[Start Records shown]
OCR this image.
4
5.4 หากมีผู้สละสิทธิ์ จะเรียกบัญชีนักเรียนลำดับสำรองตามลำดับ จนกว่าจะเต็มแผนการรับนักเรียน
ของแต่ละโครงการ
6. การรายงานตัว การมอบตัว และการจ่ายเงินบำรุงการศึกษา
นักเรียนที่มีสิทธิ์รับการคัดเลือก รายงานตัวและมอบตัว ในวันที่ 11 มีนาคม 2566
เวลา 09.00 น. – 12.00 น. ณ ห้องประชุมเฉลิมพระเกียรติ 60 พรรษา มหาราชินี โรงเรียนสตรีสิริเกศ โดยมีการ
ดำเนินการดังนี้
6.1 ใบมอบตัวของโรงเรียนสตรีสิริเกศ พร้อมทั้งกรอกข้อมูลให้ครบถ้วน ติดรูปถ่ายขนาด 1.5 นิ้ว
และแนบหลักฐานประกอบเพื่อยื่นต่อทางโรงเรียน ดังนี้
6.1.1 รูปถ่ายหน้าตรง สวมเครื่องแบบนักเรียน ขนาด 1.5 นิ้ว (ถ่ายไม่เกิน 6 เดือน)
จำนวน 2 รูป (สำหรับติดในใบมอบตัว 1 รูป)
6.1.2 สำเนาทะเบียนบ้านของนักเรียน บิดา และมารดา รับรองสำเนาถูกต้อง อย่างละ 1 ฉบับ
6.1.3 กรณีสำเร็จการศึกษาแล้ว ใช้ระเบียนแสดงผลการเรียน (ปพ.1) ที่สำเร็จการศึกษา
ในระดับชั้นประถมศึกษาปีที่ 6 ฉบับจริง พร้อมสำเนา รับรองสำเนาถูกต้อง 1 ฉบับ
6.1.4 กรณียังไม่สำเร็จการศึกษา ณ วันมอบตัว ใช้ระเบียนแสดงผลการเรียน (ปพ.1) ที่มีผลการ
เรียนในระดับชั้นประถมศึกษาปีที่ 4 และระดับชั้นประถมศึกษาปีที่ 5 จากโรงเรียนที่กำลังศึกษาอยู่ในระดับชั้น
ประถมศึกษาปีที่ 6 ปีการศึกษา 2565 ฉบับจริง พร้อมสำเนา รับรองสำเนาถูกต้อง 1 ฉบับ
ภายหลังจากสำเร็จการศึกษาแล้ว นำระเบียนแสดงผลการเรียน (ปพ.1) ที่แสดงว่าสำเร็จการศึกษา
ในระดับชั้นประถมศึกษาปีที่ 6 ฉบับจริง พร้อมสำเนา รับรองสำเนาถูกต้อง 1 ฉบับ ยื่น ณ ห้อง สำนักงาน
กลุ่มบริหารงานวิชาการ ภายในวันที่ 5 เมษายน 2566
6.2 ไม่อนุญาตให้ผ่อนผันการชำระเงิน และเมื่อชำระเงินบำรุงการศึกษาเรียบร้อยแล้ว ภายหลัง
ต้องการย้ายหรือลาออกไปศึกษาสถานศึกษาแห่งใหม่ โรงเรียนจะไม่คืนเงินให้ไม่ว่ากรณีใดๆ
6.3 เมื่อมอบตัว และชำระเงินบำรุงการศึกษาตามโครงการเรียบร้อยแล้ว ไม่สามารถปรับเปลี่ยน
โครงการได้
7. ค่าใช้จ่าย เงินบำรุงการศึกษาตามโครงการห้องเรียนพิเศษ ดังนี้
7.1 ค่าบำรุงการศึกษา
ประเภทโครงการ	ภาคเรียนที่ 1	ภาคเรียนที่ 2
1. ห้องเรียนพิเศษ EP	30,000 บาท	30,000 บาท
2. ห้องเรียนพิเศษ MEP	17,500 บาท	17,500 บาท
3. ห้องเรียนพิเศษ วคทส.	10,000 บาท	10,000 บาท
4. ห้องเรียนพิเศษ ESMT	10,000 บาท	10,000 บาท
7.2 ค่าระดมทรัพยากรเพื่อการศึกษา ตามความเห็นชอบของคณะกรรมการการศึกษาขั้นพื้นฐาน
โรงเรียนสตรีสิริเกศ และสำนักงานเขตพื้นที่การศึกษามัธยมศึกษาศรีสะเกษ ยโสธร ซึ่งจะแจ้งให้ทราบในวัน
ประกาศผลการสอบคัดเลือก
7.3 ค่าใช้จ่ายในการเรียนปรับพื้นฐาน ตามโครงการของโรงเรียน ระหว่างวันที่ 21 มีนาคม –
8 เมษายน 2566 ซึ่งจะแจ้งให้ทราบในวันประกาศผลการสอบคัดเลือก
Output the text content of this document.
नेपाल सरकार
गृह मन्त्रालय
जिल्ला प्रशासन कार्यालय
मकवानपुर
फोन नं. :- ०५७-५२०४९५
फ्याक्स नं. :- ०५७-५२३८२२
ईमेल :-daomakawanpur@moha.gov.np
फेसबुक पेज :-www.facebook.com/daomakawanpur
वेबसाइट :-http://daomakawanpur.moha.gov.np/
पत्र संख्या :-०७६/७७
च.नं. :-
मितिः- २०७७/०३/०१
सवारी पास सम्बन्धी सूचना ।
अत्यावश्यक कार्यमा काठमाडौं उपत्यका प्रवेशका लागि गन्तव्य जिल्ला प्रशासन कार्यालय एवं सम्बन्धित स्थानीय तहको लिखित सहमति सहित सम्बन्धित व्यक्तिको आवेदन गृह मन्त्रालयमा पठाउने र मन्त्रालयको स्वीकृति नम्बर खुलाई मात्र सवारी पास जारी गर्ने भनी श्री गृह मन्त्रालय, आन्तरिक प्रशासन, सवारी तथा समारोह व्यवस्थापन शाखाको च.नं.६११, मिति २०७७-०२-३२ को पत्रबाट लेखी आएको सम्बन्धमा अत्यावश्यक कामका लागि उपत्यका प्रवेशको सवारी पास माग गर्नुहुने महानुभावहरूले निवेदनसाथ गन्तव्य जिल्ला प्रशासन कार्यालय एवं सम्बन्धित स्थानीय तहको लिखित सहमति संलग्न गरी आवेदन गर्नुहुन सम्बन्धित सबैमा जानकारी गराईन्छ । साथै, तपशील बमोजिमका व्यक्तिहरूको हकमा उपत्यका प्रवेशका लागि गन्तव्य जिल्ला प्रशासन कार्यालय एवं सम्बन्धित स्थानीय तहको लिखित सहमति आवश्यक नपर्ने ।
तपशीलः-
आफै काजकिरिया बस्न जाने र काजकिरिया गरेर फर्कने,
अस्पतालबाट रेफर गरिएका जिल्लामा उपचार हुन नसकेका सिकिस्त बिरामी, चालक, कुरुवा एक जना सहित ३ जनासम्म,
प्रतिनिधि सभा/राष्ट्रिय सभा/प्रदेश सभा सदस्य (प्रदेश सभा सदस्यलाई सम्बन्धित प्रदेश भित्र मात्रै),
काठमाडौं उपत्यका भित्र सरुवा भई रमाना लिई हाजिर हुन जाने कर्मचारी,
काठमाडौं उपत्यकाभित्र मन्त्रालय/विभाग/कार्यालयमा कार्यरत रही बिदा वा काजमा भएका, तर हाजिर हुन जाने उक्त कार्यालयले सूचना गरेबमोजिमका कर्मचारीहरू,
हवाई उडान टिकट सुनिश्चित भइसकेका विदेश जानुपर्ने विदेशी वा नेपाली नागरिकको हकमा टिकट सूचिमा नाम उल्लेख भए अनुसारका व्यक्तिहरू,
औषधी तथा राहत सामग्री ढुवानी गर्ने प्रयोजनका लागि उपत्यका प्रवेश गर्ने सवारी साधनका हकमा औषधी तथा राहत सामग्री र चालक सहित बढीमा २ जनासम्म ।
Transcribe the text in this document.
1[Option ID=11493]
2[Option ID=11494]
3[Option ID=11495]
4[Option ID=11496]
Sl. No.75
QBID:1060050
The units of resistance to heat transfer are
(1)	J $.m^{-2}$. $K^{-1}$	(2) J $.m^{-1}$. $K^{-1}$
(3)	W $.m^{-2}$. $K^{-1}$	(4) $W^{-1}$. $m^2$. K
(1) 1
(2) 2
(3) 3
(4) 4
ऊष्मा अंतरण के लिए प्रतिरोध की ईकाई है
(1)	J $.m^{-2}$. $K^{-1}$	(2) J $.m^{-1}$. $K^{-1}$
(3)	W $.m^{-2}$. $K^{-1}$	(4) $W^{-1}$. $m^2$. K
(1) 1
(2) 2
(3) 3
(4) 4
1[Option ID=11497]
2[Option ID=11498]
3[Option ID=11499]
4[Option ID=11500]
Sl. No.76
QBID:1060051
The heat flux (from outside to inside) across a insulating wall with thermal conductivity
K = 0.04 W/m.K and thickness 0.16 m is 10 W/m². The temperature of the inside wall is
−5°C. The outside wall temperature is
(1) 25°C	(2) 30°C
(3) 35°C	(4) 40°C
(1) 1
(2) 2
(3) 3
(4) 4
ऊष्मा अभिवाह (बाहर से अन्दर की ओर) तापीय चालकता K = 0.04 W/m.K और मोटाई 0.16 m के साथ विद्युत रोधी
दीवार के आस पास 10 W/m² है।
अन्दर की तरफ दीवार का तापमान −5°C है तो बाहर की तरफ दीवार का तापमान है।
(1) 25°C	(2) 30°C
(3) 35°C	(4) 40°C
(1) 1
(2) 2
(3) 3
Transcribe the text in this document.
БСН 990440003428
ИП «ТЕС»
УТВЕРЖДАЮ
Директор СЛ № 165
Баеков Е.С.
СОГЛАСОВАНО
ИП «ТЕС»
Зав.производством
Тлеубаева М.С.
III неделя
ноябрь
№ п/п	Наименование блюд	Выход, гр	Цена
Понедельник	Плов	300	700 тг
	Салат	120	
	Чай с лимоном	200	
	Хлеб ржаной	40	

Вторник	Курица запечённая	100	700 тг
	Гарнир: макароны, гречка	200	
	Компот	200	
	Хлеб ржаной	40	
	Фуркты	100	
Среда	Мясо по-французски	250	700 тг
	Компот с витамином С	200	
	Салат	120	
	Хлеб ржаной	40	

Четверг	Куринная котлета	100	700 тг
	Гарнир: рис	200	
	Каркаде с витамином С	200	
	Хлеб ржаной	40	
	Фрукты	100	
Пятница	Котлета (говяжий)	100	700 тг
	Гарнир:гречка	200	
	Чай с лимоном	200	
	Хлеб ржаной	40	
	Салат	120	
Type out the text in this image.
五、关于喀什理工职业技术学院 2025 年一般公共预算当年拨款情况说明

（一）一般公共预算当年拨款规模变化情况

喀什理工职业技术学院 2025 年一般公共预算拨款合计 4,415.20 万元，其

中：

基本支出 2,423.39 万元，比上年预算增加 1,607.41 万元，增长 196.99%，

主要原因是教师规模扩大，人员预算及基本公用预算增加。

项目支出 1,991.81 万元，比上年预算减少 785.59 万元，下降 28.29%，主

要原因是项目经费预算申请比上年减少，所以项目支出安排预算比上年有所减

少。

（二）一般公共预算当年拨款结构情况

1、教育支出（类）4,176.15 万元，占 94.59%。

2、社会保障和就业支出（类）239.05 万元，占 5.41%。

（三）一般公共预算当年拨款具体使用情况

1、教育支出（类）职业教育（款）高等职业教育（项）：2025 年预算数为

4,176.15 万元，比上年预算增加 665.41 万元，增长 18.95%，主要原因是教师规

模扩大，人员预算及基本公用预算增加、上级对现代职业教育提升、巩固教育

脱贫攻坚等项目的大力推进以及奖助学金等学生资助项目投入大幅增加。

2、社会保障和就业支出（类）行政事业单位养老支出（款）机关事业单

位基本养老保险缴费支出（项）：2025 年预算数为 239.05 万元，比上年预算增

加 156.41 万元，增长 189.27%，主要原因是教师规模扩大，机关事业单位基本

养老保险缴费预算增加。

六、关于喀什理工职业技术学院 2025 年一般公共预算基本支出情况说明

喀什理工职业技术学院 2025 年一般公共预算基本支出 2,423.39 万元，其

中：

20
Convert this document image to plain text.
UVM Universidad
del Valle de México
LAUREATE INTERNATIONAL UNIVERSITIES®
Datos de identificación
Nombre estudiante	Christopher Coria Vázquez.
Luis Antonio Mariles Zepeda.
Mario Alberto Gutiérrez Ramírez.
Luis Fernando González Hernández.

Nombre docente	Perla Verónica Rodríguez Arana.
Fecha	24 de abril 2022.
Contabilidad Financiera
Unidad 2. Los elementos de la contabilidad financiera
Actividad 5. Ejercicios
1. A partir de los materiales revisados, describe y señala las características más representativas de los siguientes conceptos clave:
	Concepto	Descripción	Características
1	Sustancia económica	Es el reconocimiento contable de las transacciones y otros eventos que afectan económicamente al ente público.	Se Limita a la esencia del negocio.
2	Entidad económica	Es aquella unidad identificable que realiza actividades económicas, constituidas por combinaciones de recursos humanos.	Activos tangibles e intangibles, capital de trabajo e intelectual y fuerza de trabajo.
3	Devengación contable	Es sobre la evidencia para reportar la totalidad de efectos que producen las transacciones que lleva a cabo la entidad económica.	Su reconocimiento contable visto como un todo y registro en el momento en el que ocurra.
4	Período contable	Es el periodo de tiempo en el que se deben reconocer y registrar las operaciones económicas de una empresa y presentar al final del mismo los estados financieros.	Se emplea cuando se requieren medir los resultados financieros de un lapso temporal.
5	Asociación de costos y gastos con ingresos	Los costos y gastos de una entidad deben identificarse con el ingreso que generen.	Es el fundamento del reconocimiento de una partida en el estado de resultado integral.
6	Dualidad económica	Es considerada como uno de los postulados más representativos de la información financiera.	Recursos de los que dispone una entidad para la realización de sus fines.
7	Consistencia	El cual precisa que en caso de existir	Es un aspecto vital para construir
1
[End Records shown]
Written problem
Work out how many lines in the records above hold the string "this", then give only that count.

Reply
6